**Your tasks**
A – In the passage on solar power plant designs, rewrite the text from "Finally, solar dishes" up to and including "reflector power plants.", substituting "reflective panels" for "mirrors".
B – Summarize the passage on solar power plant designs in three sentences.
C – State whether each statement agrees with the passage on solar power plant designs. Answer yes or no, and quote the deciding words. (i) In linear concentration plants, the receiver tube is installed below the mirrors. (ii) Parabolic troughs can move to track the position of the sun. (iii) In solar dishes, the engine moves pistons.

Parabolic troughs are parabola shaped (gently curved) panels that focus the sun’s rays onto a collector, and they can move to track the position of the sun. The concentrated light heats a fluid which is collected centrally and then used to boil water in a steam turbine, which generates the electricity.

Linear concentration plants consist of a field of mirrors that tilt to follow the sun, maximizing how much light they capture. While also parabolic in shape, they have a receiver tube installed above the mirrors, so that the panels can move more freely.

Finally, solar dishes also use mirrors to concentrate the sun’s rays, but are shaped like bowls or lenses covered internally with many tiny mirrors that direct sunlight to a focal point. This receiver then transfers energy to an engine, which moves pistons that convert solar heat into mechanical energy, and later electrical energy. Plants that work on this principle are also called Fresnel reflector power plants.

**Dataset excerpt**
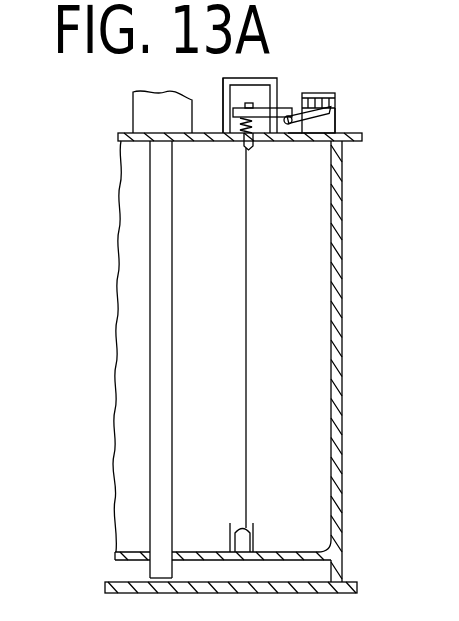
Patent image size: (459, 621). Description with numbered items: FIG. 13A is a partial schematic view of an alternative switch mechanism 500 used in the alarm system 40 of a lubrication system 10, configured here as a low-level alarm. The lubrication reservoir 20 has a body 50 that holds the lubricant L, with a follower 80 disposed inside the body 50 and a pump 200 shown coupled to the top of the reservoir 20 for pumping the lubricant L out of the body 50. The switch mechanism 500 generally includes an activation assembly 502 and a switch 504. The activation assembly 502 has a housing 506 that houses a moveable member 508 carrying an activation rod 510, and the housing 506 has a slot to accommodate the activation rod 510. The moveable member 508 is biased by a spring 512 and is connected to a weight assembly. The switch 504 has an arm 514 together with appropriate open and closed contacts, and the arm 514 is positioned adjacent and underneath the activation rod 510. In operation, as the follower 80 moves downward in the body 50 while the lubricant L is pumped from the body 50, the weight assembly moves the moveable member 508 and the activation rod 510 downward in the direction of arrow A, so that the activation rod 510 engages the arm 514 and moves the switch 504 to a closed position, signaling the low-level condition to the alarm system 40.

**Answers to each task**
A –
Finally, solar dishes also use reflective panels to concentrate the sun’s rays, but are shaped like bowls or lenses covered internally with many tiny reflective panels that direct sunlight to a focal point. This receiver then transfers energy to an engine, which moves pistons that convert solar heat into mechanical energy, and later electrical energy. Plants that work on this principle are also called Fresnel reflector power plants.

B – Parabolic troughs are gently curved panels that can track the sun and focus its rays onto a collector, heating a fluid that boils water in a steam turbine to generate electricity. Linear concentration plants use a field of mirrors that tilt to follow the sun, with a receiver tube installed above them so the panels can move more freely. Solar dishes are bowl- or lens-shaped and lined with many tiny mirrors that direct sunlight to a focal point, where a receiver passes energy to an engine that converts solar heat into mechanical and then electrical energy.

C –
(i) No: "they have a receiver tube installed above the mirrors"
(ii) Yes: "they can move to track the position of the sun"
(iii) Yes: "an engine, which moves pistons"